:: Task instructions ::
Find the string "text" and gather every line that holds it.

(Records)
::::

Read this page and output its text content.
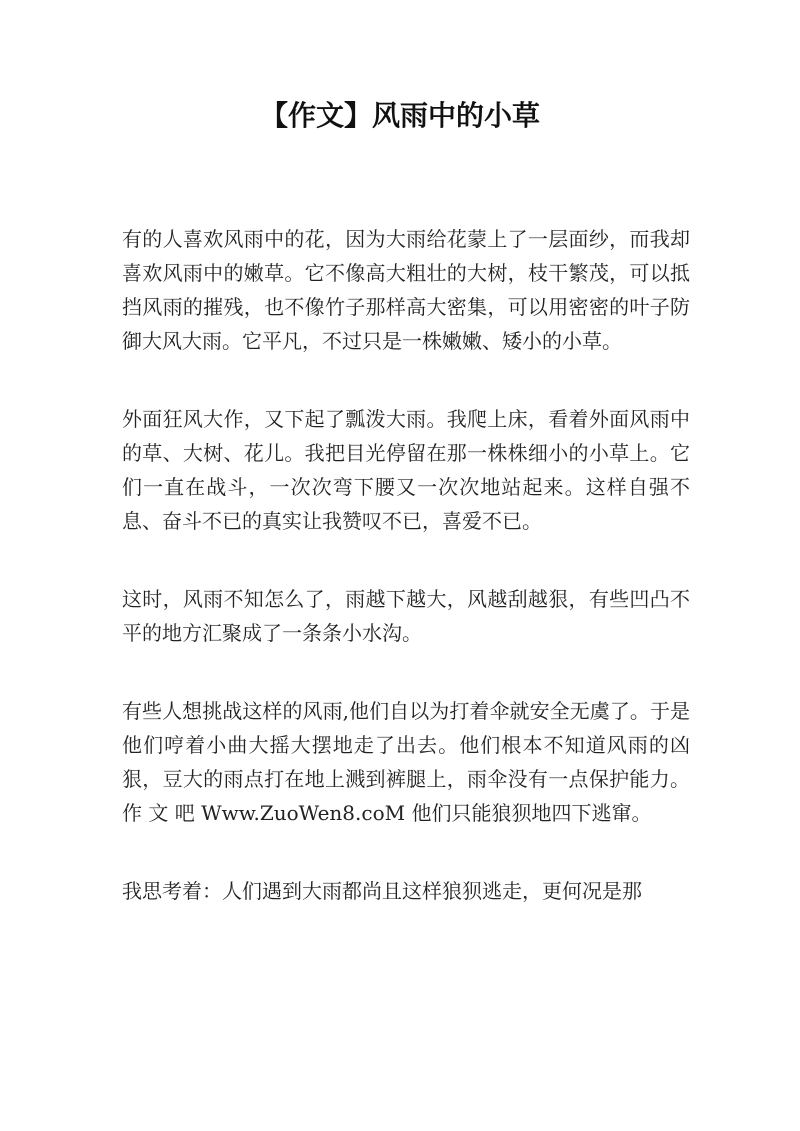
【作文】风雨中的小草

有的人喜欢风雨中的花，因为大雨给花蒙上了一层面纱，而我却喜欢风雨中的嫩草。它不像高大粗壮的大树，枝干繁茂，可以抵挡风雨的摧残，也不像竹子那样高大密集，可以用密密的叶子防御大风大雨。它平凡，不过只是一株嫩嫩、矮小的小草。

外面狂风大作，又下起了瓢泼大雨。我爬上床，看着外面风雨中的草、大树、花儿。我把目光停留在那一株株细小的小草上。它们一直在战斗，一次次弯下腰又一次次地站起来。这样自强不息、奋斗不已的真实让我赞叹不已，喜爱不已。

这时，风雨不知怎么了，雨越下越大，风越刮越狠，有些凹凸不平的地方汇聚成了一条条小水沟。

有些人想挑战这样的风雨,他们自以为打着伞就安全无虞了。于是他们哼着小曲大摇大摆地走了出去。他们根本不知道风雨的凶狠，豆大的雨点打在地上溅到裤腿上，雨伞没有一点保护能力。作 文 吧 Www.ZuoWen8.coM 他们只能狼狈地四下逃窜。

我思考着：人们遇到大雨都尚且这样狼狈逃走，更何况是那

::::

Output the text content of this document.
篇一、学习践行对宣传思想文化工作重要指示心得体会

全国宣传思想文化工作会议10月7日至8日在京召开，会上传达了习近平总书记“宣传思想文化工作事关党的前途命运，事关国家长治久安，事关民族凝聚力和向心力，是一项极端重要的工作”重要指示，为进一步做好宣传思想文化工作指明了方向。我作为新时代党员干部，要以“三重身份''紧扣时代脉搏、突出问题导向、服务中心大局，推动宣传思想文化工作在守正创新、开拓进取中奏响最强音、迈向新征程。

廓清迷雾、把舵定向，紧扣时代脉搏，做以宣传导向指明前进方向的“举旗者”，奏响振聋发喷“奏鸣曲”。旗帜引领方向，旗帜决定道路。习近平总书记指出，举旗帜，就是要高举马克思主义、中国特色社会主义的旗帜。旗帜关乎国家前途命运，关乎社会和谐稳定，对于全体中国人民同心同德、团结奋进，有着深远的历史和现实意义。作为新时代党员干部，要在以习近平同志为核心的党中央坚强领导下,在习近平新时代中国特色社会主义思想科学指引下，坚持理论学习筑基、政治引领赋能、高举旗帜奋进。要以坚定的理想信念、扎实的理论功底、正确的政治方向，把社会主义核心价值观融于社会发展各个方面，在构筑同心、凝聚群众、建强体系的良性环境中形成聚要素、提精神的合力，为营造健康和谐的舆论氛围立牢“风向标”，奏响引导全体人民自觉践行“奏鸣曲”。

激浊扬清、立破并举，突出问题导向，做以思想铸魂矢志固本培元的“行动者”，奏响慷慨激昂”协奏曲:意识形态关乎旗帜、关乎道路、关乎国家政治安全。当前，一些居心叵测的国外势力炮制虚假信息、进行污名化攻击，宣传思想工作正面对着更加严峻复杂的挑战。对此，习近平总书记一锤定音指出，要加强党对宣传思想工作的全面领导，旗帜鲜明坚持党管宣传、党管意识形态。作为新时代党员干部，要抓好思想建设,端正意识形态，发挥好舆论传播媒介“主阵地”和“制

::::

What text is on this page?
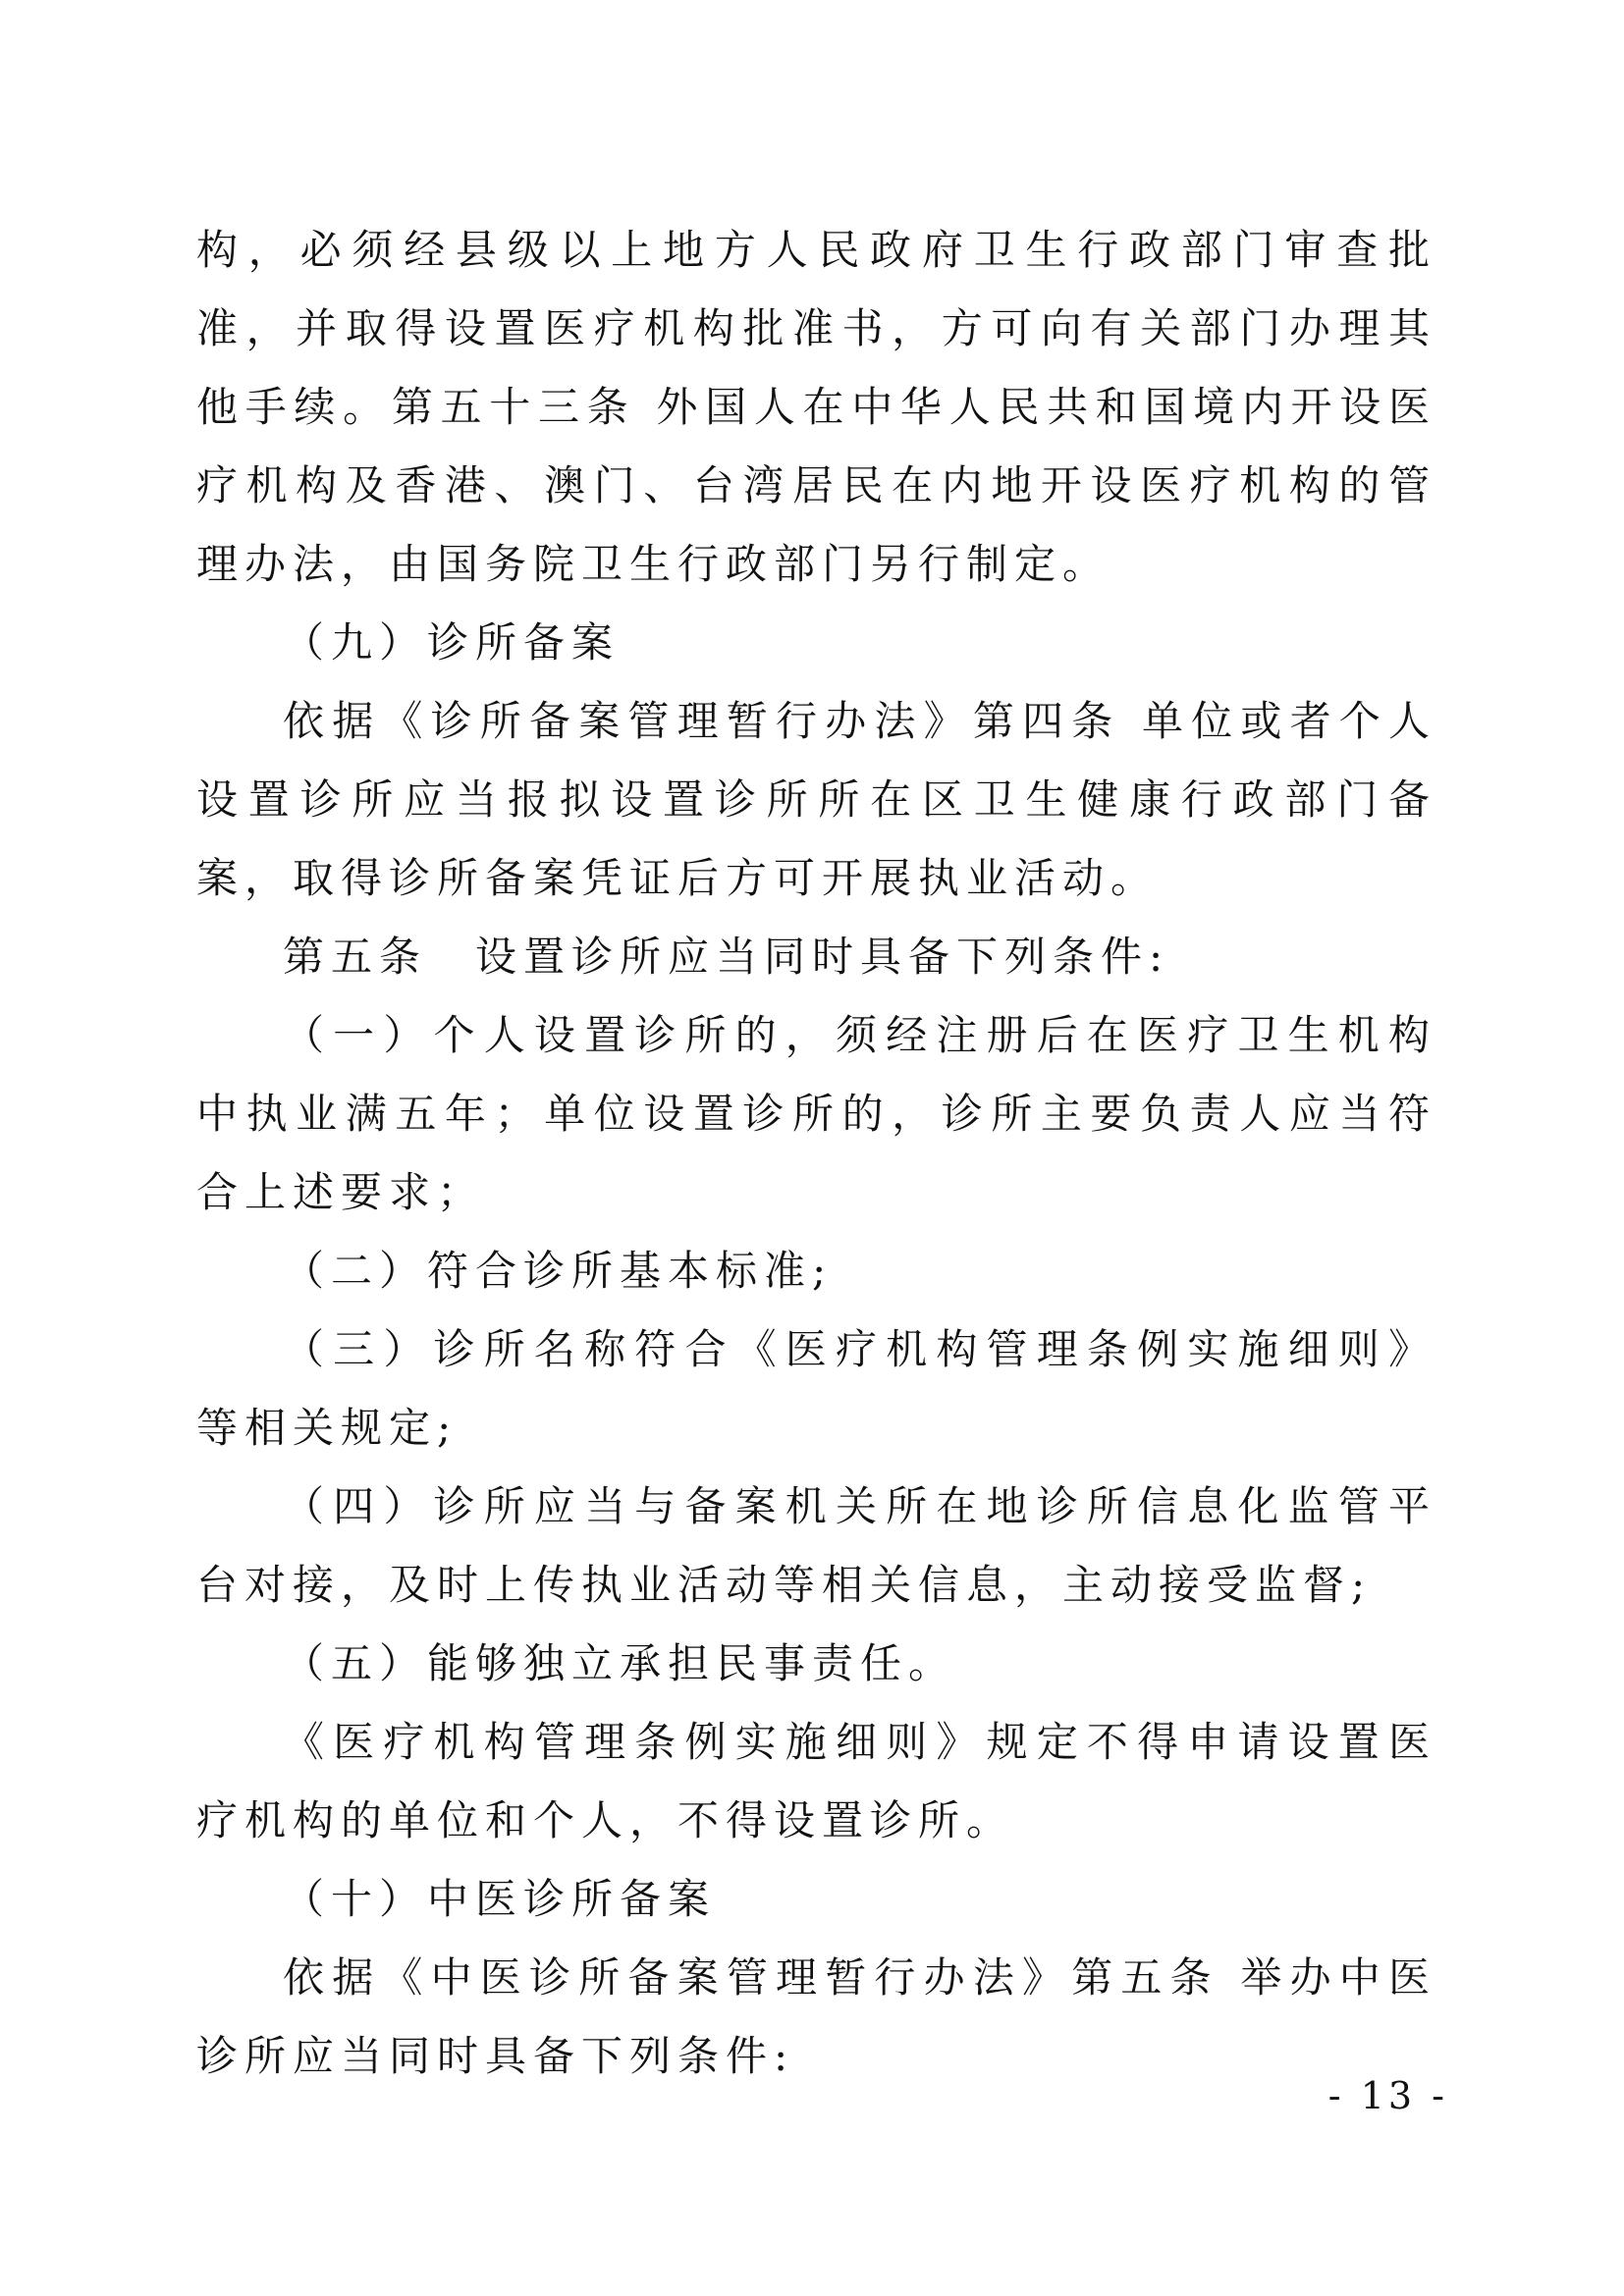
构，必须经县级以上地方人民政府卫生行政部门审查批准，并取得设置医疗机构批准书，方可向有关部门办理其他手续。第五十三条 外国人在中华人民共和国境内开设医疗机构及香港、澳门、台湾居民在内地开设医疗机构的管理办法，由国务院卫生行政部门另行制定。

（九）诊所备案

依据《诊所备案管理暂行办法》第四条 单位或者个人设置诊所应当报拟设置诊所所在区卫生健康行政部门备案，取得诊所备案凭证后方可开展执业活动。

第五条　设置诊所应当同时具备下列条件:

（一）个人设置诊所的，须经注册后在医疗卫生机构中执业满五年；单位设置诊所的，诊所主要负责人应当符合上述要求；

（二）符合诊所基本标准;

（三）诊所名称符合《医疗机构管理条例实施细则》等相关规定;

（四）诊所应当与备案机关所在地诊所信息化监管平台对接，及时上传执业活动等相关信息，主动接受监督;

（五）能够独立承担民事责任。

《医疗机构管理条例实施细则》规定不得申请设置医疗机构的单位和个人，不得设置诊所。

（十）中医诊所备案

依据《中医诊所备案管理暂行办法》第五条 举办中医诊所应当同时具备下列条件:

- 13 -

::::

:: Response to the exercise ::
Read this page and output its text content.
Output the text content of this document.
What text is on this page?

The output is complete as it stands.